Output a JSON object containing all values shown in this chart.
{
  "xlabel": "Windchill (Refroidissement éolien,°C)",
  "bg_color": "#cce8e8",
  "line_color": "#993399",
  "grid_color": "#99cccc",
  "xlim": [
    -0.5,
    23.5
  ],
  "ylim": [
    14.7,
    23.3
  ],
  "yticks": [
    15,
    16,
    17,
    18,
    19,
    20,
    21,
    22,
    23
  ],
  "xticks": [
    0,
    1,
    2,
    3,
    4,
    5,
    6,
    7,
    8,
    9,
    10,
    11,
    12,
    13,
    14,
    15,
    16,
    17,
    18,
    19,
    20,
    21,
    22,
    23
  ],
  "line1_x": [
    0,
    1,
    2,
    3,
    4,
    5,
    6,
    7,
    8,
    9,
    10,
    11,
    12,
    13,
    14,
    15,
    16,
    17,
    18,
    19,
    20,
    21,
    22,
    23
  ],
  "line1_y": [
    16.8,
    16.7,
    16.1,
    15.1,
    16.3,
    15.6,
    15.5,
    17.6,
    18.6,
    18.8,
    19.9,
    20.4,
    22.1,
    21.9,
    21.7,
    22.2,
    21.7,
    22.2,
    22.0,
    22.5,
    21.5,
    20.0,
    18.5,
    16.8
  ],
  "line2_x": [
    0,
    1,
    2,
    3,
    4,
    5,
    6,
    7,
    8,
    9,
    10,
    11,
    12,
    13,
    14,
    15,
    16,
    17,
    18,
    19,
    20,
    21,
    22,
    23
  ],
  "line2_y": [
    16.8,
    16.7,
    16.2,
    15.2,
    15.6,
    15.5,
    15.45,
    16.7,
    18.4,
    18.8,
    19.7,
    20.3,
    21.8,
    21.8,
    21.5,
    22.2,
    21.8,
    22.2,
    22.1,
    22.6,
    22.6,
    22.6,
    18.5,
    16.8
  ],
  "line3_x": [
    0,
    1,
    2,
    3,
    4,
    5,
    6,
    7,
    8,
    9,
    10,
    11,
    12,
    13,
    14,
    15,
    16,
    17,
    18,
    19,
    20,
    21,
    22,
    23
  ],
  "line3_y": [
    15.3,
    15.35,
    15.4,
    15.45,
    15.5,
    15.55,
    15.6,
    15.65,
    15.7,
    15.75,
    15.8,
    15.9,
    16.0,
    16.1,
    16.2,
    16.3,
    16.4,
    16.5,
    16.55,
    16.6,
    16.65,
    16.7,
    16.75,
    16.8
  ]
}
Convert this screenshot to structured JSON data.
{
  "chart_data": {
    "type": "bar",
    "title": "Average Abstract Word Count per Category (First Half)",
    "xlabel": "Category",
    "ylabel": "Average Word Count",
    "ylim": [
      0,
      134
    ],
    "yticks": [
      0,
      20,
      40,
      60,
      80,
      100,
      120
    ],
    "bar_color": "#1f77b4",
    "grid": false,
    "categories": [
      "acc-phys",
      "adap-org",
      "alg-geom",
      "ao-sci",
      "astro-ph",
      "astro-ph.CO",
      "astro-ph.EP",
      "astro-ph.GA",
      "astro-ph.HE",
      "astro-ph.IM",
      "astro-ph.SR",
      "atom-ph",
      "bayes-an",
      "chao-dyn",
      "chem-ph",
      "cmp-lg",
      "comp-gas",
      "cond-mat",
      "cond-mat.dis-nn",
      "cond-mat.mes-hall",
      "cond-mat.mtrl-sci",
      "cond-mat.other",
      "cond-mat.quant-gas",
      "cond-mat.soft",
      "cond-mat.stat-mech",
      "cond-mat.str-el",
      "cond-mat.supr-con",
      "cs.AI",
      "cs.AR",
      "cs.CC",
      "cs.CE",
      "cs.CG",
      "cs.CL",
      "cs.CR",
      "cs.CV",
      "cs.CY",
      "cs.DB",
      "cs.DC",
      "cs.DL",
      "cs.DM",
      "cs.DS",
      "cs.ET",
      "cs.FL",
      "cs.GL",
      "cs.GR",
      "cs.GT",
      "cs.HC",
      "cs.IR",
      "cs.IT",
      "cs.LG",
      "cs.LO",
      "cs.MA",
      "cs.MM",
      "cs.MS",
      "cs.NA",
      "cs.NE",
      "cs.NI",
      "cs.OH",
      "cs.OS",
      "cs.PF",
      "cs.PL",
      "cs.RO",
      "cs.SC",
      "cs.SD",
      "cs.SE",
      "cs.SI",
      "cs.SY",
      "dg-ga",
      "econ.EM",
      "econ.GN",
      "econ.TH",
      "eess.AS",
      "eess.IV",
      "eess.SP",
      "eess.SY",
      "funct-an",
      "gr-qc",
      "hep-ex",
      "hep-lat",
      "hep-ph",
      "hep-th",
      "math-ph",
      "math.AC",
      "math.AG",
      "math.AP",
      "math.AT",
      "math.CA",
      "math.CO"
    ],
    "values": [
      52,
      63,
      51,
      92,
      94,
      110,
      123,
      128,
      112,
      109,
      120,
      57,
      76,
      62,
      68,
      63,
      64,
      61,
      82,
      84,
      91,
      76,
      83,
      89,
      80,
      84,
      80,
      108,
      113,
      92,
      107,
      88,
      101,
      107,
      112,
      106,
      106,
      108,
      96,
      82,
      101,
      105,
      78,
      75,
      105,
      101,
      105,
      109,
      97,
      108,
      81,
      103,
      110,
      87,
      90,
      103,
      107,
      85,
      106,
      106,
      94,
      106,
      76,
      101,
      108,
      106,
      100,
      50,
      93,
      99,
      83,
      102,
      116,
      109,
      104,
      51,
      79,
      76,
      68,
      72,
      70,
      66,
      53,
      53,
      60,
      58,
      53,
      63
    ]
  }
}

▬▬▬▬▬▬

Only a number is wanted here: how many lines in the data above include the string "values"?

RESPONSE TO THIS TASK: 2